Aim of the exercise:
Identify each line below that contains the word "Пункты", and copy it out.

The input:
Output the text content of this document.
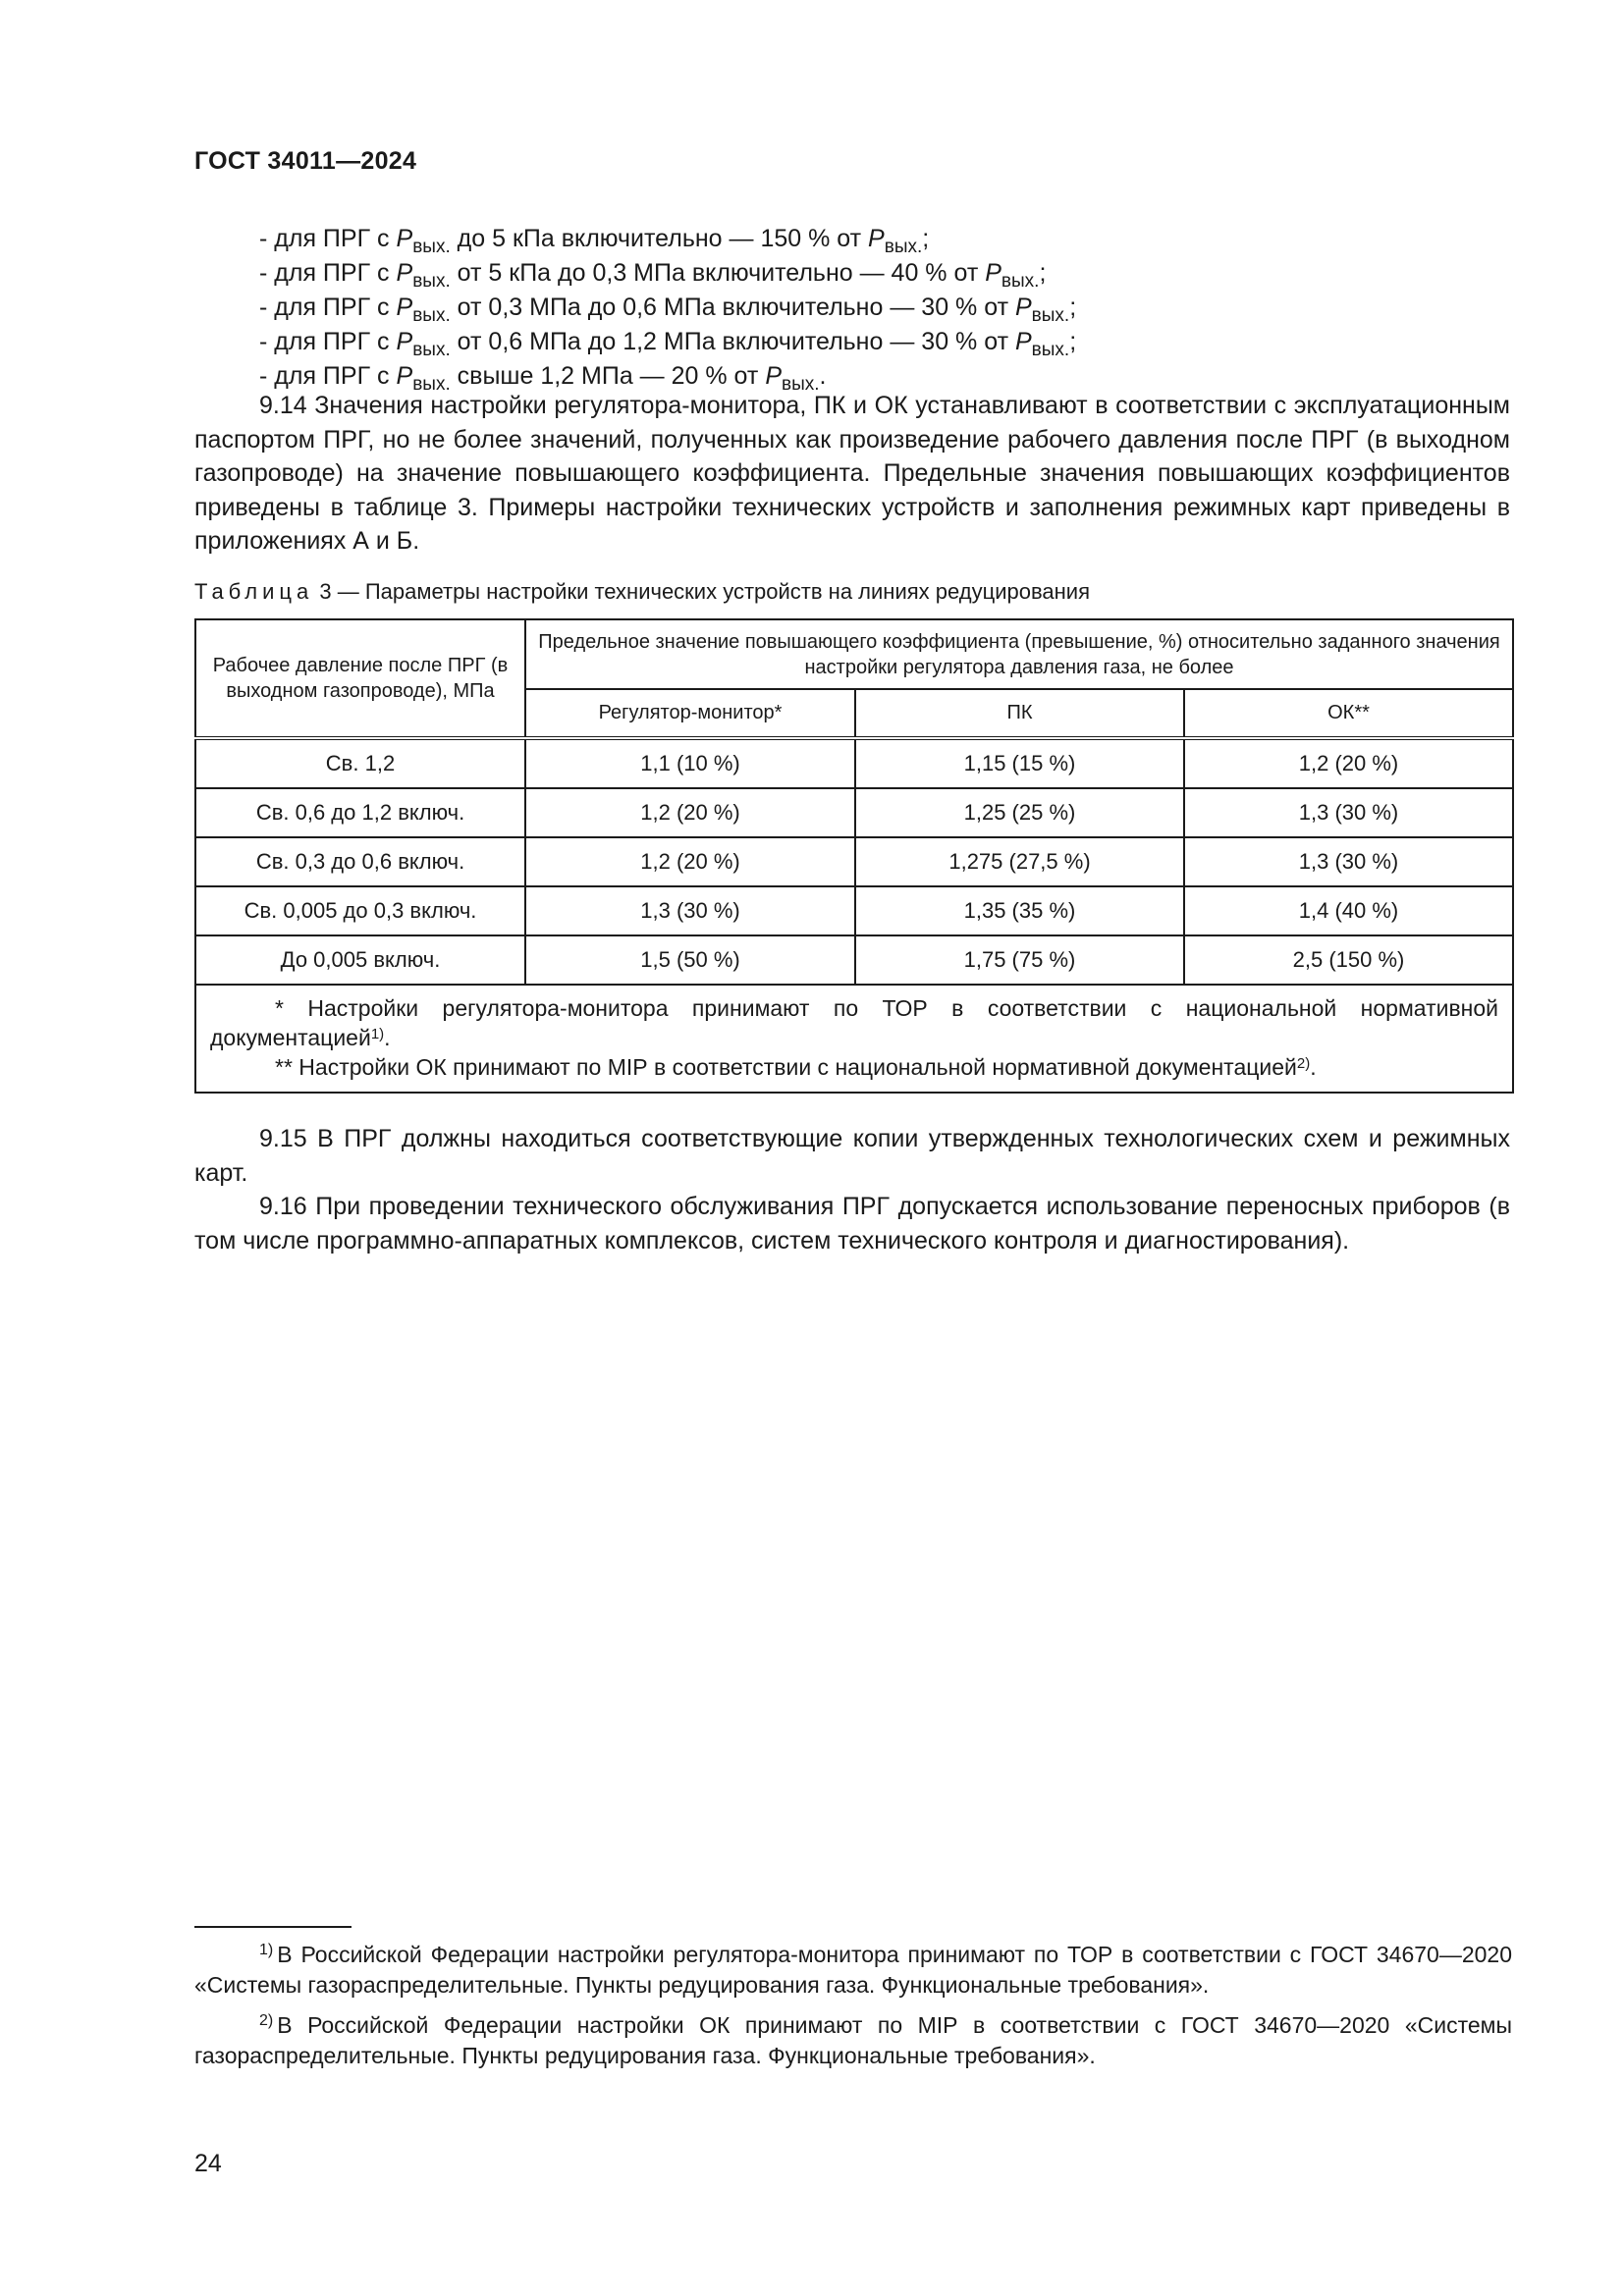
ГОСТ 34011—2024
- для ПРГ с $P_{вых.}$ до 5 кПа включительно — 150 % от $P_{вых.}$;
- для ПРГ с $P_{вых.}$ от 5 кПа до 0,3 МПа включительно — 40 % от $P_{вых.}$;
- для ПРГ с $P_{вых.}$ от 0,3 МПа до 0,6 МПа включительно — 30 % от $P_{вых.}$;
- для ПРГ с $P_{вых.}$ от 0,6 МПа до 1,2 МПа включительно — 30 % от $P_{вых.}$;
- для ПРГ с $P_{вых.}$ свыше 1,2 МПа — 20 % от $P_{вых.}$.

9.14 Значения настройки регулятора-монитора, ПК и ОК устанавливают в соответствии с эксплуатационным паспортом ПРГ, но не более значений, полученных как произведение рабочего давления после ПРГ (в выходном газопроводе) на значение повышающего коэффициента. Предельные значения повышающих коэффициентов приведены в таблице 3. Примеры настройки технических устройств и заполнения режимных карт приведены в приложениях А и Б.

Таблица 3 — Параметры настройки технических устройств на линиях редуцирования
Рабочее давление после ПРГ (в выходном газопроводе), МПа	Предельное значение повышающего коэффициента (превышение, %) относительно заданного значения настройки регулятора давления газа, не более		
	Регулятор-монитор*	ПК	ОК**
Св. 1,2	1,1 (10 %)	1,15 (15 %)	1,2 (20 %)
Св. 0,6 до 1,2 включ.	1,2 (20 %)	1,25 (25 %)	1,3 (30 %)
Св. 0,3 до 0,6 включ.	1,2 (20 %)	1,275 (27,5 %)	1,3 (30 %)
Св. 0,005 до 0,3 включ.	1,3 (30 %)	1,35 (35 %)	1,4 (40 %)
До 0,005 включ.	1,5 (50 %)	1,75 (75 %)	2,5 (150 %)

* Настройки регулятора-монитора принимают по ТОР в соответствии с национальной нормативной документацией$^{1)}$.
** Настройки ОК принимают по МIР в соответствии с национальной нормативной документацией$^{2)}$.			

9.15 В ПРГ должны находиться соответствующие копии утвержденных технологических схем и режимных карт.

9.16 При проведении технического обслуживания ПРГ допускается использование переносных приборов (в том числе программно-аппаратных комплексов, систем технического контроля и диагностирования).

$^{1)}$ В Российской Федерации настройки регулятора-монитора принимают по ТОР в соответствии с ГОСТ 34670—2020 «Системы газораспределительные. Пункты редуцирования газа. Функциональные требования».
$^{2)}$ В Российской Федерации настройки ОК принимают по МIР в соответствии с ГОСТ 34670—2020 «Системы газораспределительные. Пункты редуцирования газа. Функциональные требования».
24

Task response:
$^{1)}$ В Российской Федерации настройки регулятора-монитора принимают по ТОР в соответствии с ГОСТ 34670—2020 «Системы газораспределительные. Пункты редуцирования газа. Функциональные требования».
$^{2)}$ В Российской Федерации настройки ОК принимают по МIР в соответствии с ГОСТ 34670—2020 «Системы газораспределительные. Пункты редуцирования газа. Функциональные требования».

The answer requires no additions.